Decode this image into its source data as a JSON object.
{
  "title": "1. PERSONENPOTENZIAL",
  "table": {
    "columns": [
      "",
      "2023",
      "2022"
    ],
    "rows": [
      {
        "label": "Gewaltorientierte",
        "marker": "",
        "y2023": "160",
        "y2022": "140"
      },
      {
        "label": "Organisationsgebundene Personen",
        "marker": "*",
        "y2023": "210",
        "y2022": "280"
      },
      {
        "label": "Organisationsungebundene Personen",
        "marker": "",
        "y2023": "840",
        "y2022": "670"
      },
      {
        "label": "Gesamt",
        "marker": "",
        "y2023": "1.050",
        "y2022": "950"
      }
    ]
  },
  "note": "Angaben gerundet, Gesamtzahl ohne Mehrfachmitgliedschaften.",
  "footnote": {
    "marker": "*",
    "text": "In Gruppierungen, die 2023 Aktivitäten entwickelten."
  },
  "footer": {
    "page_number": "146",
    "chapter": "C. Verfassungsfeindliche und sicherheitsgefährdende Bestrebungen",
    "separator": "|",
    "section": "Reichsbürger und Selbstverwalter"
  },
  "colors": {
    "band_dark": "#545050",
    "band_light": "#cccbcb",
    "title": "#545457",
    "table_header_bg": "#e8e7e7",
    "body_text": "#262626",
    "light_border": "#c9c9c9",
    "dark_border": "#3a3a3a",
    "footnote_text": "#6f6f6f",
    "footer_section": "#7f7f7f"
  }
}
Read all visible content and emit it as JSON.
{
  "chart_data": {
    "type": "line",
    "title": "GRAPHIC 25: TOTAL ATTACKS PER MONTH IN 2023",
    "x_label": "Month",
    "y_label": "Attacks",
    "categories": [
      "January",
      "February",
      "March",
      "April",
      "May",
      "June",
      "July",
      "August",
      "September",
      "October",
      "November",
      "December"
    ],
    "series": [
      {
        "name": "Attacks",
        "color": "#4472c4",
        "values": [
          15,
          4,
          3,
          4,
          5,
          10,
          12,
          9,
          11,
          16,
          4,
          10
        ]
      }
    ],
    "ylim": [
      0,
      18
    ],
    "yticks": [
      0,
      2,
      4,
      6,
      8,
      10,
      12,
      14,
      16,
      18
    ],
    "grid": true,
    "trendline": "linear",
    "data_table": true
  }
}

Aim of the task:
Your task is to repeat the data exactly, with nothing left out.

Answer to the task:
Decode this image into its source data as a JSON object.
{
  "title": "1. PERSONENPOTENZIAL",
  "table": {
    "columns": [
      "",
      "2023",
      "2022"
    ],
    "rows": [
      {
        "label": "Gewaltorientierte",
        "marker": "",
        "y2023": "160",
        "y2022": "140"
      },
      {
        "label": "Organisationsgebundene Personen",
        "marker": "*",
        "y2023": "210",
        "y2022": "280"
      },
      {
        "label": "Organisationsungebundene Personen",
        "marker": "",
        "y2023": "840",
        "y2022": "670"
      },
      {
        "label": "Gesamt",
        "marker": "",
        "y2023": "1.050",
        "y2022": "950"
      }
    ]
  },
  "note": "Angaben gerundet, Gesamtzahl ohne Mehrfachmitgliedschaften.",
  "footnote": {
    "marker": "*",
    "text": "In Gruppierungen, die 2023 Aktivitäten entwickelten."
  },
  "footer": {
    "page_number": "146",
    "chapter": "C. Verfassungsfeindliche und sicherheitsgefährdende Bestrebungen",
    "separator": "|",
    "section": "Reichsbürger und Selbstverwalter"
  },
  "colors": {
    "band_dark": "#545050",
    "band_light": "#cccbcb",
    "title": "#545457",
    "table_header_bg": "#e8e7e7",
    "body_text": "#262626",
    "light_border": "#c9c9c9",
    "dark_border": "#3a3a3a",
    "footnote_text": "#6f6f6f",
    "footer_section": "#7f7f7f"
  }
}
Read all visible content and emit it as JSON.
{
  "chart_data": {
    "type": "line",
    "title": "GRAPHIC 25: TOTAL ATTACKS PER MONTH IN 2023",
    "x_label": "Month",
    "y_label": "Attacks",
    "categories": [
      "January",
      "February",
      "March",
      "April",
      "May",
      "June",
      "July",
      "August",
      "September",
      "October",
      "November",
      "December"
    ],
    "series": [
      {
        "name": "Attacks",
        "color": "#4472c4",
        "values": [
          15,
          4,
          3,
          4,
          5,
          10,
          12,
          9,
          11,
          16,
          4,
          10
        ]
      }
    ],
    "ylim": [
      0,
      18
    ],
    "yticks": [
      0,
      2,
      4,
      6,
      8,
      10,
      12,
      14,
      16,
      18
    ],
    "grid": true,
    "trendline": "linear",
    "data_table": true
  }
}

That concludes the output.